What you should do: Please pull together every line in the items below that contains the word "this". Case counts.

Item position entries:
....................
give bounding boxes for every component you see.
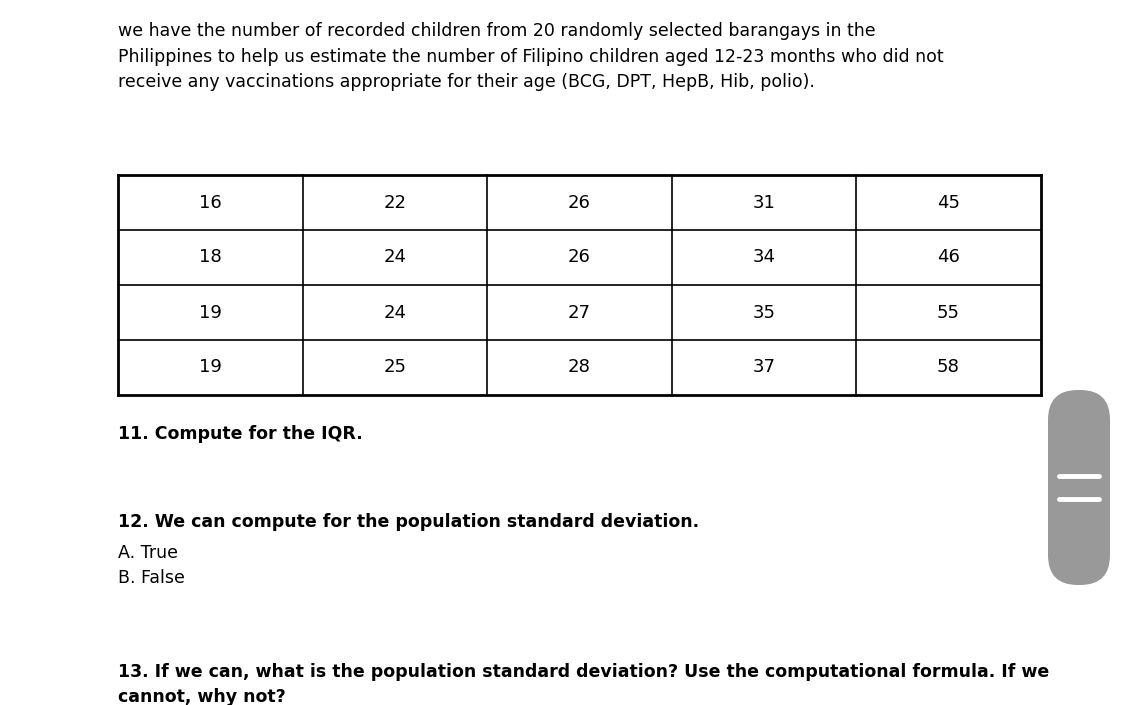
Text: 24: 24 bbox=[384, 248, 406, 266]
Text: 34: 34 bbox=[753, 248, 775, 266]
Text: 35: 35 bbox=[753, 303, 775, 321]
Text: 12. We can compute for the population standard deviation.: 12. We can compute for the population st… bbox=[118, 513, 699, 531]
Text: 45: 45 bbox=[937, 193, 960, 212]
Text: 18: 18 bbox=[199, 248, 222, 266]
Text: 28: 28 bbox=[568, 359, 591, 376]
Text: 24: 24 bbox=[384, 303, 406, 321]
Text: 26: 26 bbox=[568, 193, 591, 212]
Text: 13. If we can, what is the population standard deviation? Use the computational : 13. If we can, what is the population st… bbox=[118, 663, 1050, 705]
Text: 26: 26 bbox=[568, 248, 591, 266]
Text: we have the number of recorded children from 20 randomly selected barangays in t: we have the number of recorded children … bbox=[118, 22, 944, 92]
Text: 37: 37 bbox=[753, 359, 775, 376]
Text: 19: 19 bbox=[199, 359, 222, 376]
Text: 19: 19 bbox=[199, 303, 222, 321]
Text: 55: 55 bbox=[937, 303, 960, 321]
Text: 25: 25 bbox=[384, 359, 406, 376]
FancyBboxPatch shape bbox=[1048, 390, 1110, 585]
Text: 46: 46 bbox=[937, 248, 960, 266]
Text: 22: 22 bbox=[384, 193, 406, 212]
Text: 58: 58 bbox=[937, 359, 960, 376]
Text: 16: 16 bbox=[199, 193, 222, 212]
Text: A. True
B. False: A. True B. False bbox=[118, 544, 184, 587]
Text: 11. Compute for the IQR.: 11. Compute for the IQR. bbox=[118, 425, 362, 443]
Text: 27: 27 bbox=[568, 303, 591, 321]
Text: 31: 31 bbox=[753, 193, 775, 212]
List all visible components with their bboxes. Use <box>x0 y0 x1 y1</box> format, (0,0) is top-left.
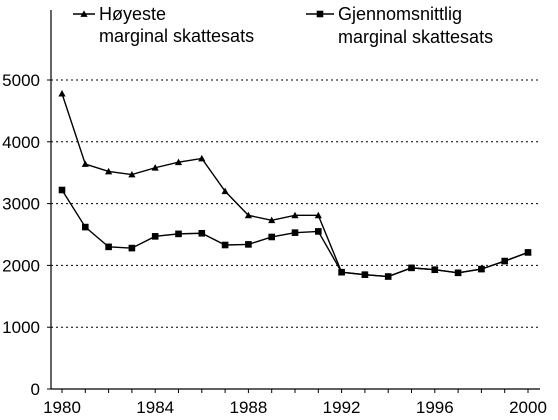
square-point <box>82 223 89 231</box>
x-tick-labels: 1980 1984 1988 1992 1996 2000 <box>43 389 547 417</box>
triangle-point <box>198 154 206 162</box>
square-point <box>58 186 66 194</box>
y-tick-label: 1000 <box>2 318 40 337</box>
y-tick-label: 5000 <box>2 71 40 90</box>
square-point <box>245 241 252 248</box>
square-point <box>524 249 532 256</box>
axes <box>50 10 540 390</box>
x-tick-label: 1988 <box>229 398 267 417</box>
legend-label: marginal skattesats <box>99 26 254 46</box>
triangle-point <box>174 158 183 166</box>
y-tick-labels: 0 1000 2000 3000 4000 5000 <box>2 71 51 399</box>
legend-label: Gjennomsnittlig <box>338 4 462 24</box>
square-point <box>454 269 462 277</box>
square-point <box>501 257 508 265</box>
square-point <box>431 266 439 274</box>
triangle-point <box>221 187 229 195</box>
x-tick-label: 1992 <box>323 398 361 417</box>
square-point <box>105 243 112 251</box>
x-tick-label: 1980 <box>43 398 81 417</box>
triangle-point <box>244 211 252 219</box>
square-point <box>478 265 485 273</box>
square-point <box>268 233 275 241</box>
triangle-point <box>81 160 89 167</box>
legend-square-icon <box>316 10 324 18</box>
x-tick-label: 2000 <box>509 398 547 417</box>
square-point <box>291 229 299 236</box>
series-group <box>58 89 532 280</box>
triangle-point <box>314 211 322 219</box>
y-tick-label: 2000 <box>2 256 40 275</box>
x-tick-label: 1996 <box>416 398 454 417</box>
triangle-point <box>58 89 66 97</box>
square-point <box>221 241 229 249</box>
square-point <box>408 264 415 272</box>
triangle-point <box>105 167 113 175</box>
series-2 <box>58 186 532 280</box>
legend-label: marginal skattesats <box>338 27 493 47</box>
y-tick-label: 3000 <box>2 195 40 214</box>
square-point <box>128 244 136 252</box>
square-point <box>338 268 345 276</box>
square-point <box>315 228 322 235</box>
square-point <box>384 273 392 280</box>
triangle-point <box>291 211 299 219</box>
square-point <box>361 271 369 278</box>
y-tick-label: 4000 <box>2 133 40 152</box>
triangle-point <box>268 216 276 224</box>
legend-entry-2: Gjennomsnittlig marginal skattesats <box>306 4 493 47</box>
gridlines <box>51 79 540 328</box>
y-tick-label: 0 <box>31 380 40 399</box>
triangle-point <box>128 170 136 178</box>
square-point <box>175 230 182 238</box>
triangle-point <box>151 164 159 171</box>
legend-triangle-icon <box>80 10 88 17</box>
square-point <box>198 229 206 237</box>
x-tick-label: 1984 <box>136 398 174 417</box>
square-point <box>151 233 159 240</box>
legend-label: Høyeste <box>99 4 166 24</box>
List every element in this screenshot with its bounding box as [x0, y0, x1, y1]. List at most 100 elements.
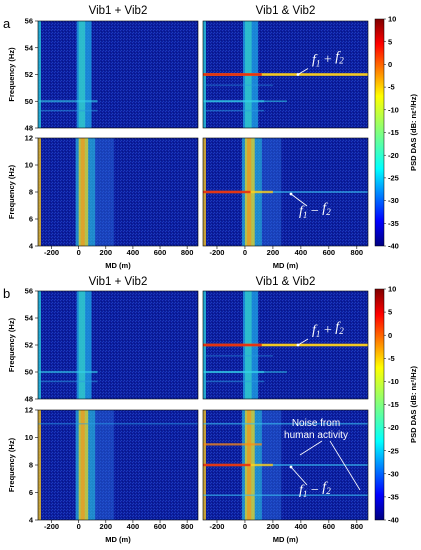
- annotation-subscript: 1: [316, 59, 321, 69]
- heatmap-plot: [202, 20, 369, 129]
- y-tick-label: 10: [25, 433, 33, 442]
- x-tick-label: 800: [351, 248, 364, 257]
- colorbar-tick-label: -5: [388, 354, 395, 363]
- diffuse-energy: [94, 138, 114, 246]
- y-tick-label: 8: [29, 188, 33, 197]
- annotation-subscript: 1: [316, 329, 321, 339]
- annotation-arrowhead: [289, 192, 293, 196]
- colorbar-tick-label: -10: [388, 377, 399, 386]
- frequency-band: [272, 464, 368, 466]
- x-tick-label: 800: [181, 248, 194, 257]
- edge-strip: [38, 291, 41, 399]
- heatmap-plot: [202, 290, 369, 400]
- annotation-subscript: 1: [303, 489, 308, 499]
- annotation-part: f: [335, 50, 341, 65]
- subplot-title: Vib1 + Vib2: [89, 5, 148, 17]
- heatmap-plot: [37, 137, 199, 247]
- y-tick-label: 6: [29, 215, 33, 224]
- colorbar-tick-label: 10: [388, 15, 396, 24]
- x-tick-label: 400: [127, 248, 140, 257]
- colorbar-tick-label: -20: [388, 151, 399, 160]
- x-tick-label: -200: [44, 248, 59, 257]
- frequency-band: [203, 100, 287, 103]
- source-column-core: [78, 21, 86, 128]
- y-tick-label: 4: [29, 516, 34, 525]
- frequency-band: [203, 371, 287, 373]
- annotation-text: Noise from: [292, 418, 340, 429]
- x-axis-label: MD (m): [105, 535, 131, 544]
- panel-letter: a: [3, 16, 11, 31]
- annotation-part: f: [322, 201, 328, 216]
- y-tick-label: 6: [29, 488, 33, 497]
- source-column-core: [78, 291, 86, 399]
- y-tick-label: 56: [25, 287, 33, 296]
- y-axis-label: Frequency (Hz): [7, 437, 16, 492]
- frequency-band: [203, 463, 251, 467]
- y-tick-label: 12: [25, 134, 33, 143]
- x-tick-label: 600: [154, 248, 167, 257]
- x-tick-label: 400: [295, 522, 308, 531]
- x-tick-label: 200: [100, 522, 113, 531]
- heatmap-plot: [202, 137, 369, 247]
- annotation-arrowhead: [289, 465, 293, 469]
- colorbar-label: PSD DAS (dB: nε²/Hz): [409, 94, 418, 171]
- annotation-label: f1 + f2: [312, 320, 344, 339]
- heatmap-plot: [37, 409, 199, 521]
- colorbar-tick-label: -20: [388, 423, 399, 432]
- heatmap-plot: [202, 409, 369, 521]
- plot-frame: [202, 20, 369, 129]
- colorbar-tick-label: -30: [388, 196, 399, 205]
- frequency-band: [203, 422, 368, 425]
- x-tick-label: 0: [77, 248, 81, 257]
- annotation-part: +: [320, 53, 335, 68]
- x-axis-label: MD (m): [273, 535, 299, 544]
- frequency-band: [203, 109, 265, 112]
- frequency-band: [203, 190, 251, 194]
- x-axis-label: MD (m): [105, 261, 131, 270]
- subplot-title: Vib1 & Vib2: [256, 276, 316, 288]
- annotation-arrowhead: [296, 343, 300, 347]
- x-tick-label: 600: [154, 522, 167, 531]
- diffuse-energy: [94, 410, 114, 520]
- frequency-band: [203, 73, 368, 76]
- annotation-arrow: [299, 440, 323, 456]
- annotation-part: f: [299, 483, 305, 498]
- frequency-band: [203, 84, 273, 86]
- colorbar-tick-label: -30: [388, 469, 399, 478]
- annotation-arrowhead: [296, 73, 300, 76]
- y-tick-label: 52: [25, 341, 33, 350]
- frequency-band: [272, 191, 368, 193]
- source-column-hot: [80, 410, 85, 520]
- annotation-subscript: 2: [326, 486, 331, 496]
- annotation-part: f: [312, 323, 318, 338]
- edge-strip: [38, 138, 41, 246]
- frequency-band: [38, 109, 98, 112]
- frequency-band: [203, 494, 368, 497]
- y-tick-label: 10: [25, 161, 33, 170]
- annotation-arrow: [290, 193, 308, 207]
- annotation-subscript: 2: [339, 56, 344, 66]
- colorbar-tick-label: 0: [388, 60, 392, 69]
- annotation-part: −: [307, 204, 322, 219]
- y-tick-label: 50: [25, 368, 33, 377]
- x-tick-label: 800: [351, 522, 364, 531]
- colorbar-tick-label: -25: [388, 174, 399, 183]
- colorbar-tick-label: -25: [388, 446, 399, 455]
- y-axis-label: Frequency (Hz): [7, 164, 16, 219]
- colorbar-tick-label: -15: [388, 128, 399, 137]
- x-tick-label: 200: [267, 522, 280, 531]
- frequency-band: [38, 370, 98, 374]
- colorbar-tick-label: 10: [388, 285, 396, 294]
- plot-frame: [202, 409, 369, 521]
- x-tick-label: 0: [243, 522, 247, 531]
- colorbar-tick-label: -5: [388, 83, 395, 92]
- heatmap-texture: [38, 21, 198, 128]
- y-tick-label: 54: [25, 314, 34, 323]
- y-tick-label: 52: [25, 70, 33, 79]
- colorbar-tick-label: -10: [388, 105, 399, 114]
- x-tick-label: -200: [209, 522, 224, 531]
- colorbar-tick-label: -35: [388, 493, 399, 502]
- annotation-label: f1 − f2: [299, 201, 331, 220]
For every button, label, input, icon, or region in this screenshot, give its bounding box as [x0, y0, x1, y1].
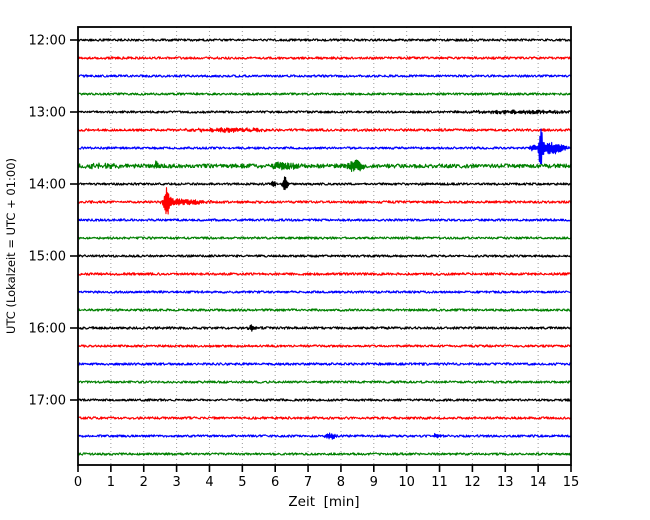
plot-border	[77, 26, 572, 466]
trace-1745	[77, 452, 572, 456]
trace-1645	[77, 380, 572, 384]
trace-1715	[77, 416, 572, 420]
trace-1615	[77, 344, 572, 348]
grid-layer	[110, 27, 539, 465]
x-tick-label: 14	[530, 475, 547, 490]
trace-1545	[77, 308, 572, 312]
x-tick-label: 9	[370, 475, 378, 490]
x-tick-label: 5	[238, 475, 246, 490]
trace-1245	[77, 92, 572, 96]
y-axis-label: UTC (Lokalzeit = UTC + 01:00)	[4, 158, 18, 334]
trace-1445	[77, 236, 572, 240]
x-tick-label: 10	[398, 475, 415, 490]
trace-1400	[77, 176, 572, 191]
y-tick-label: 12:00	[29, 34, 66, 49]
trace-1230	[77, 74, 572, 78]
trace-1300	[77, 109, 572, 115]
trace-1315	[77, 127, 572, 134]
trace-1430	[77, 218, 572, 222]
x-tick-label: 11	[431, 475, 448, 490]
y-tick-label: 13:00	[29, 106, 66, 121]
x-tick-label: 15	[563, 475, 580, 490]
y-tick-label: 14:00	[29, 178, 66, 193]
trace-1330	[77, 128, 572, 165]
y-tick-label: 17:00	[29, 394, 66, 409]
x-tick-label: 13	[497, 475, 514, 490]
trace-1600	[77, 324, 572, 332]
x-tick-label: 6	[271, 475, 279, 490]
trace-1345	[77, 159, 572, 173]
trace-1500	[77, 254, 572, 258]
trace-1530	[77, 290, 572, 294]
y-tick-label: 16:00	[29, 322, 66, 337]
x-tick-label: 1	[107, 475, 115, 490]
trace-1215	[77, 56, 572, 60]
x-tick-label: 8	[337, 475, 345, 490]
x-tick-label: 4	[205, 475, 213, 490]
x-tick-label: 12	[464, 475, 481, 490]
trace-1415	[77, 187, 572, 215]
axis-layer: 0 1 2 3 4 5 6 7 8 9 10 11 12 13 14 1512:0013:0014:0015:…	[29, 26, 580, 490]
x-tick-label: 2	[140, 475, 148, 490]
trace-1515	[77, 272, 572, 276]
trace-1200	[77, 38, 572, 42]
x-tick-label: 0	[74, 475, 82, 490]
trace-1700	[77, 398, 572, 402]
x-tick-label: 3	[172, 475, 180, 490]
trace-1630	[77, 362, 572, 366]
trace-layer	[77, 38, 572, 456]
y-tick-label: 15:00	[29, 250, 66, 265]
x-tick-label: 7	[304, 475, 312, 490]
trace-1730	[77, 432, 572, 440]
x-axis-label: Zeit [min]	[288, 494, 359, 510]
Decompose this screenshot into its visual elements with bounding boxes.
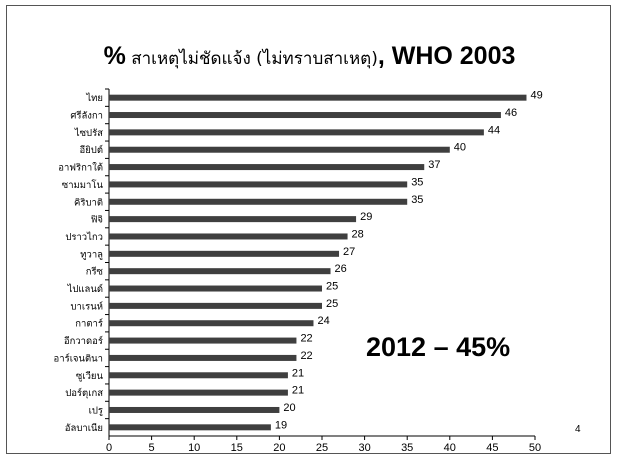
bar (109, 250, 340, 257)
bar (109, 268, 331, 275)
title-thai-text: สาเหตุไม่ชัดแจ้ง (ไม่ทราบสาเหตุ) (125, 49, 378, 69)
title-who-year: , WHO 2003 (377, 42, 516, 70)
data-label: 22 (300, 333, 312, 345)
category-label: อีกวาดอร์ (64, 335, 103, 347)
data-label: 29 (360, 211, 372, 223)
bar (109, 198, 408, 205)
category-label: ฟิจิ (90, 215, 103, 226)
chart-title: % สาเหตุไม่ชัดแจ้ง (ไม่ทราบสาเหตุ), WHO … (0, 42, 619, 72)
bar (109, 302, 322, 309)
bar (109, 216, 357, 223)
data-label: 21 (292, 385, 304, 397)
data-label: 19 (275, 419, 287, 431)
x-tick-label: 50 (529, 442, 541, 454)
category-label: ไทย (85, 92, 103, 104)
data-label: 44 (488, 124, 500, 136)
data-label: 46 (505, 107, 517, 119)
category-label: ซามมาโน (62, 179, 104, 191)
bar (109, 94, 527, 101)
category-label: ไปแลนด์ (67, 283, 103, 295)
data-label: 35 (411, 194, 423, 206)
data-label: 20 (283, 402, 295, 414)
bar (109, 164, 425, 171)
bar (109, 372, 288, 379)
annotation-2012: 2012 – 45% (366, 332, 511, 362)
data-label: 28 (352, 228, 364, 240)
category-label: ปอร์ตุเกส (65, 387, 103, 399)
data-label: 25 (326, 281, 338, 293)
bar (109, 406, 280, 413)
category-label: กาตาร์ (75, 318, 103, 330)
slide-frame (6, 5, 611, 454)
x-tick-label: 40 (444, 442, 456, 454)
data-label: 49 (530, 90, 542, 102)
category-label: อาร์เจนตินา (54, 352, 103, 364)
bar (109, 146, 450, 153)
bar (109, 112, 501, 119)
bar (109, 424, 271, 431)
bar (109, 285, 322, 292)
x-tick-label: 5 (149, 442, 155, 454)
x-tick-label: 45 (486, 442, 498, 454)
x-tick-label: 15 (231, 442, 243, 454)
title-percent: % (103, 42, 126, 70)
bar (109, 181, 408, 188)
data-label: 21 (292, 367, 304, 379)
data-label: 27 (343, 246, 355, 258)
x-tick-label: 30 (358, 442, 370, 454)
category-label: กรีซ (86, 266, 104, 278)
category-label: คิริบาติ (74, 197, 103, 208)
category-label: ไซปรัส (74, 127, 103, 139)
category-label: ศรีลังกา (70, 110, 103, 122)
x-tick-label: 10 (188, 442, 200, 454)
x-tick-label: 35 (401, 442, 413, 454)
x-tick-label: 25 (316, 442, 328, 454)
data-label: 26 (335, 263, 347, 275)
bar (109, 354, 297, 361)
data-label: 37 (428, 159, 440, 171)
data-label: 35 (411, 176, 423, 188)
bar (109, 337, 297, 344)
category-label: อียิปต์ (79, 144, 103, 156)
category-label: ปราวไกว (65, 231, 103, 243)
data-label: 25 (326, 298, 338, 310)
category-label: ทูวาลู (80, 249, 103, 260)
bar (109, 129, 484, 136)
category-label: บาเรนห์ (71, 300, 103, 312)
x-tick-label: 20 (273, 442, 285, 454)
data-label: 24 (317, 315, 329, 327)
category-label: อัลบาเนีย (65, 422, 103, 434)
data-label: 22 (300, 350, 312, 362)
category-label: ซูเวียน (76, 370, 104, 382)
page-number: 4 (575, 424, 581, 435)
category-label: อาฟริกาใต้ (58, 162, 103, 174)
bar (109, 233, 348, 240)
bar (109, 320, 314, 327)
category-label: เปรู (89, 405, 103, 416)
x-tick-label: 0 (106, 442, 112, 454)
bar (109, 389, 288, 396)
data-label: 40 (454, 142, 466, 154)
....................
Answer for the task:
List every element in this screenshot with its bounding box as [x0, y0, x1, y1]. List at most 100 elements.
For every button, label, input, icon, or region in this screenshot, give its bounding box as [x0, y0, x1, y1].
Decompose this screenshot into its visual elements with bounding boxes.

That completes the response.